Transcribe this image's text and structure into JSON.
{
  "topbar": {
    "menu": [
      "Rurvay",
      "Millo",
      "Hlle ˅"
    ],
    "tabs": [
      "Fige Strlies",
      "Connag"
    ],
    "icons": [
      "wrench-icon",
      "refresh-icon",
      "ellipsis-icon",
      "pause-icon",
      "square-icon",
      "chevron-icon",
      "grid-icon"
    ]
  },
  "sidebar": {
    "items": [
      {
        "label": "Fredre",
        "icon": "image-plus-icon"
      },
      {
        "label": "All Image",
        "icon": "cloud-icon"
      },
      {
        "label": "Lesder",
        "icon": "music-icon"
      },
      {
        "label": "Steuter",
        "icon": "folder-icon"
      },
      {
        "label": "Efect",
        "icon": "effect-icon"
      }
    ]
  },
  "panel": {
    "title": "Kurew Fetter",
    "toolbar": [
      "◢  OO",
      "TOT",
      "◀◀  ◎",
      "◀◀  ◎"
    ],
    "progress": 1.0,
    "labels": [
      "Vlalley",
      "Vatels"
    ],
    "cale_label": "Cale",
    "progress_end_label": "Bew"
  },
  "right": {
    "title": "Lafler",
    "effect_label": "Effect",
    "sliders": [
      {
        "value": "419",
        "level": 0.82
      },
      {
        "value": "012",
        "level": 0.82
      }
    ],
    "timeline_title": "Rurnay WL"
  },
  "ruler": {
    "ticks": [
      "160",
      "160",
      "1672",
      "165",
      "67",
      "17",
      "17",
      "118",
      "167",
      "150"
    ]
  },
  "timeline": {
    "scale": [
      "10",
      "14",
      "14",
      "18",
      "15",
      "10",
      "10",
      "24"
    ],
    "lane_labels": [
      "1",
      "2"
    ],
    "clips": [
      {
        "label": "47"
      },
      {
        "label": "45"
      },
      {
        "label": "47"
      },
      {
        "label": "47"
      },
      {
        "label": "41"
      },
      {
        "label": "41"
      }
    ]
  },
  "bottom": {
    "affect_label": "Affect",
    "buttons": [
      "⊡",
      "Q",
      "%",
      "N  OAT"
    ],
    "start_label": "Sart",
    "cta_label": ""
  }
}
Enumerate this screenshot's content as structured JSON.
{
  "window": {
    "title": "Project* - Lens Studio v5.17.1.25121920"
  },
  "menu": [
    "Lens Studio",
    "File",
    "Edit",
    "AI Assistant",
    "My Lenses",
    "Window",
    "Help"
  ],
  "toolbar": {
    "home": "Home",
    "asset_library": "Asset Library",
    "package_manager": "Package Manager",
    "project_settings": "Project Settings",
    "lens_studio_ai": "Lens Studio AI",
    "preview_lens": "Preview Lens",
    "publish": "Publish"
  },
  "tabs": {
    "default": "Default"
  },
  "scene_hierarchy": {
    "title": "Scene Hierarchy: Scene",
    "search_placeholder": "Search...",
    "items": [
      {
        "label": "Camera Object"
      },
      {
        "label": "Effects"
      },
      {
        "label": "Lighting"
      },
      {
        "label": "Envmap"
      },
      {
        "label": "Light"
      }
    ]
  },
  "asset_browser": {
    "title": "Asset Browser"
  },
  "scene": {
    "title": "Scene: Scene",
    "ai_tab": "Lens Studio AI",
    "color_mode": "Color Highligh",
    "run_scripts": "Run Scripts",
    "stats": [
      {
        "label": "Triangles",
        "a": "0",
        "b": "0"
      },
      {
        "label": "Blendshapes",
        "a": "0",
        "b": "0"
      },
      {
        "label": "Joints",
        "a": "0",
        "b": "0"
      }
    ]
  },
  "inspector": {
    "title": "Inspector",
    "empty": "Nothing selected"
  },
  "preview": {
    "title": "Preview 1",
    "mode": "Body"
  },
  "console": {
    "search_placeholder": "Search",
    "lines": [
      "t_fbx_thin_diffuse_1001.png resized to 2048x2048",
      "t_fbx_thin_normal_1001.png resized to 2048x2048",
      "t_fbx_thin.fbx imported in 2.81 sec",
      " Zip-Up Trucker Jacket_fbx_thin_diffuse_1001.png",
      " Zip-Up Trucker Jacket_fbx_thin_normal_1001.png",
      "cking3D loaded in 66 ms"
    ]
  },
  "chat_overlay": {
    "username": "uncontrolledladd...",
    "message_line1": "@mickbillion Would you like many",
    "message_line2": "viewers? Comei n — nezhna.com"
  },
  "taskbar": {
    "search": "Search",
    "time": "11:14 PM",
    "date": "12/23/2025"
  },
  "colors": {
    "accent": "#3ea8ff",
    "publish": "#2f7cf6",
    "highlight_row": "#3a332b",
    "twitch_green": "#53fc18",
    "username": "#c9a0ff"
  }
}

Task: From the listing above, pick out every line containing "Studio".

Full response:
    "title": "Project* - Lens Studio v5.17.1.25121920"
    "Lens Studio",
    "lens_studio_ai": "Lens Studio AI",
    "ai_tab": "Lens Studio AI",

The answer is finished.